*Exercise task*
Search the data for the string "Handschuhe" and extract every line where it appears.

*Provided data*
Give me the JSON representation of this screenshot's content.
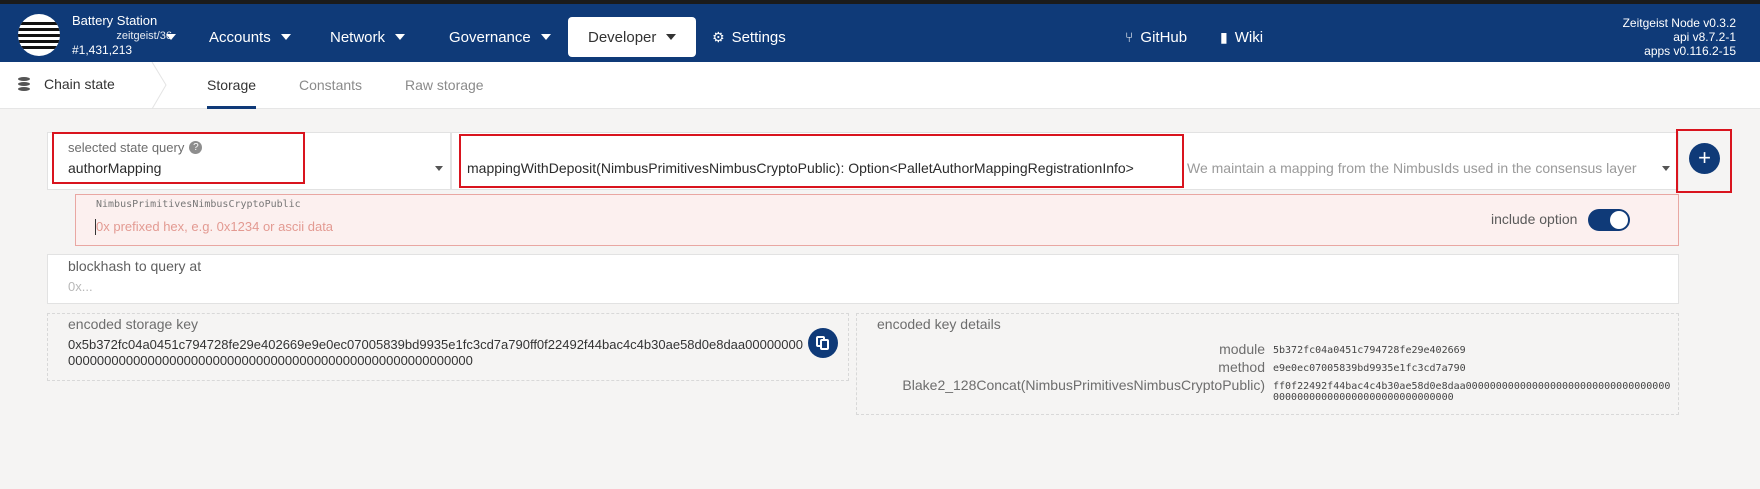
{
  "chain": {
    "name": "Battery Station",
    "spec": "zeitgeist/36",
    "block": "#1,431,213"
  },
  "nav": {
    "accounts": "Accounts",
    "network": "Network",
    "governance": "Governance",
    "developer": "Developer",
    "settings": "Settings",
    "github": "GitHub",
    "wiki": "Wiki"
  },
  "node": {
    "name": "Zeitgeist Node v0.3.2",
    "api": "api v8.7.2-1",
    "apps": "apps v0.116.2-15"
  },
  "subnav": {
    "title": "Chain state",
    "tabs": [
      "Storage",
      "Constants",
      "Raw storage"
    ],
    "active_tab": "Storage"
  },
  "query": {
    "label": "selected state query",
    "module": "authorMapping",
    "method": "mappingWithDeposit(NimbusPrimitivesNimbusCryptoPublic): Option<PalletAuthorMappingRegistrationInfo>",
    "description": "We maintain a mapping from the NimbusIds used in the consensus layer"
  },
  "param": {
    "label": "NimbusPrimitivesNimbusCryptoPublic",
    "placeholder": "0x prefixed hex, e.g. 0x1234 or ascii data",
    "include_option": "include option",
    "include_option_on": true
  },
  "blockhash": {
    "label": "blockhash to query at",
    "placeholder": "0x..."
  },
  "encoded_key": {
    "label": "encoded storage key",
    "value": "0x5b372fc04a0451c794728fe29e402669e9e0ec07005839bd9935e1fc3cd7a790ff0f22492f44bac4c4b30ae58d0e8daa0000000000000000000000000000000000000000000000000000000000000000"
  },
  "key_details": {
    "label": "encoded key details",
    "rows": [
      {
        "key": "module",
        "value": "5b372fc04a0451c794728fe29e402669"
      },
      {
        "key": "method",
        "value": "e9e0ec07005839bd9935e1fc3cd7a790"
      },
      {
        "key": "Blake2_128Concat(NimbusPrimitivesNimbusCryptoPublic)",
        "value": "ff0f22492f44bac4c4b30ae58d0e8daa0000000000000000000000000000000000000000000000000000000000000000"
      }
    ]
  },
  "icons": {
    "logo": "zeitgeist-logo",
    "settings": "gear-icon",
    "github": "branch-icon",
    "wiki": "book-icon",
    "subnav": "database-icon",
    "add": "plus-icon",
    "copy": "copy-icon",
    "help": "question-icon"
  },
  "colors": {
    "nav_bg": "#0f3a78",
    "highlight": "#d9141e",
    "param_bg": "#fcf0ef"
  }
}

...

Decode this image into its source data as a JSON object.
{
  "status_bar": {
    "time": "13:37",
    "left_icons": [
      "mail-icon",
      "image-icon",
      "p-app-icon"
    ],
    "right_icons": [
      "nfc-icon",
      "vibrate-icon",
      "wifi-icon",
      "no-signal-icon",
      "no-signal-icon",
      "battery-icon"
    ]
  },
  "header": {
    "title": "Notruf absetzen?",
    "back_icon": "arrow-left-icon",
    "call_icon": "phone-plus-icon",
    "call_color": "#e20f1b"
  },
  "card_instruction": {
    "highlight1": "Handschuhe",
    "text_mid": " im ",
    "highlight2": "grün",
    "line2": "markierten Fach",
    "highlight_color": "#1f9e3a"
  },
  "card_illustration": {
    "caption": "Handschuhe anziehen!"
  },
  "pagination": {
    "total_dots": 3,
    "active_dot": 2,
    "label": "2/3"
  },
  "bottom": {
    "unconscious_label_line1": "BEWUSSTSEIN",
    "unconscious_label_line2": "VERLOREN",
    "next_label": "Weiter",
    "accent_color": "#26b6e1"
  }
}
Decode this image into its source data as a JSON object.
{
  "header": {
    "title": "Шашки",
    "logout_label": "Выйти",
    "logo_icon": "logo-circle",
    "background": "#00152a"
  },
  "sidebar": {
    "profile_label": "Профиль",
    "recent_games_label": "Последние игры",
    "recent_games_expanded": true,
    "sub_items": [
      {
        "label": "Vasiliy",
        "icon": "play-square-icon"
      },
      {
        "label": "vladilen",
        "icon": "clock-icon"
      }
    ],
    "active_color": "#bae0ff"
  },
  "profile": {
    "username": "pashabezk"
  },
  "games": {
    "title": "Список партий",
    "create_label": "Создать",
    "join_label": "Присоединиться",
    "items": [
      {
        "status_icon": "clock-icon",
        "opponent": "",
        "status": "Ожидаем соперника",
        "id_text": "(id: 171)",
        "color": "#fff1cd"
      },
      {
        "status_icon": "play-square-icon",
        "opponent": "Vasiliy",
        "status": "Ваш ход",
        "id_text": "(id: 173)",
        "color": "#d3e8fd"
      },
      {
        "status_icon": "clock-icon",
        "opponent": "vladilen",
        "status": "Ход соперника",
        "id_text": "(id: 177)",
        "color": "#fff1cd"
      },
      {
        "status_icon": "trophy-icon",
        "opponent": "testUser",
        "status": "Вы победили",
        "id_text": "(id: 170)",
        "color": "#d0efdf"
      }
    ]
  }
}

==

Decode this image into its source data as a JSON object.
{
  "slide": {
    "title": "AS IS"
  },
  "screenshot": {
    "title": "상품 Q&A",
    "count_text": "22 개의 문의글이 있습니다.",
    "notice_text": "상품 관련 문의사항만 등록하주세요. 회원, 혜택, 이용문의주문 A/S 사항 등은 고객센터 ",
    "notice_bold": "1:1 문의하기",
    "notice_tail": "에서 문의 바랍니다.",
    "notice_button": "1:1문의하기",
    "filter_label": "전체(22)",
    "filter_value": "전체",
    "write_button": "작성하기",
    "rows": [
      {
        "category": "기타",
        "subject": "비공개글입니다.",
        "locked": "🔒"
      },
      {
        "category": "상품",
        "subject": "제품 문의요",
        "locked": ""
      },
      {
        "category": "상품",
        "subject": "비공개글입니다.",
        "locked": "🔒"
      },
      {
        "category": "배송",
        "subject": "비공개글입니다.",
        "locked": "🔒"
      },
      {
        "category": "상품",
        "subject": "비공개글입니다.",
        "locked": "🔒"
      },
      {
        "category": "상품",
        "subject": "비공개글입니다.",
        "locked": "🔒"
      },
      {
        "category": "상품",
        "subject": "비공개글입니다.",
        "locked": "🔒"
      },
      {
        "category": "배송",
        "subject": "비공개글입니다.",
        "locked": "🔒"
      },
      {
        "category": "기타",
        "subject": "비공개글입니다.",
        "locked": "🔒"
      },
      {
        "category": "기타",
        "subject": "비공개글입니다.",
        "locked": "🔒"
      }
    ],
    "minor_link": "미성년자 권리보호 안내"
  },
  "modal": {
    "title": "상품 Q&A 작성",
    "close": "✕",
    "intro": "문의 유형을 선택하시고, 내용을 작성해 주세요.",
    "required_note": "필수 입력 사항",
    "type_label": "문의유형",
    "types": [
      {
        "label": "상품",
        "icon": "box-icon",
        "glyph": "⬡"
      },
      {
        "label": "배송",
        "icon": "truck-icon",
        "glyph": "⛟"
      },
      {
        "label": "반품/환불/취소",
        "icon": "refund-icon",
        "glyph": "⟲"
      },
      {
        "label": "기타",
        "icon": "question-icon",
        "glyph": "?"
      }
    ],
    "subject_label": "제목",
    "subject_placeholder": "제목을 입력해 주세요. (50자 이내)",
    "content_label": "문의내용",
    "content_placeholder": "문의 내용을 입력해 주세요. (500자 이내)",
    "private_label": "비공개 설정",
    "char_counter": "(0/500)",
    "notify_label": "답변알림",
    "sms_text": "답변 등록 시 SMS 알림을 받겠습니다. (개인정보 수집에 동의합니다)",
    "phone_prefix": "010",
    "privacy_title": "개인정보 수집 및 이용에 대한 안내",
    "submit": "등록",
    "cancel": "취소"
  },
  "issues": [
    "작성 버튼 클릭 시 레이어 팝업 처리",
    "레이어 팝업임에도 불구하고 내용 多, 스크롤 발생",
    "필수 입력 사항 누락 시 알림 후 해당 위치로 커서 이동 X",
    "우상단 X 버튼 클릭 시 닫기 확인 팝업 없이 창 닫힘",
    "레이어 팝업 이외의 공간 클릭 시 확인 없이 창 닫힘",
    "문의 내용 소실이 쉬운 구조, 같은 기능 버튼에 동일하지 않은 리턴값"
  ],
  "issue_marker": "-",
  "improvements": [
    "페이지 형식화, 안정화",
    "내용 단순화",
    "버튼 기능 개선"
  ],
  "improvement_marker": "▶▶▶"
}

*In response*
    "highlight1": "Handschuhe",
    "caption": "Handschuhe anziehen!"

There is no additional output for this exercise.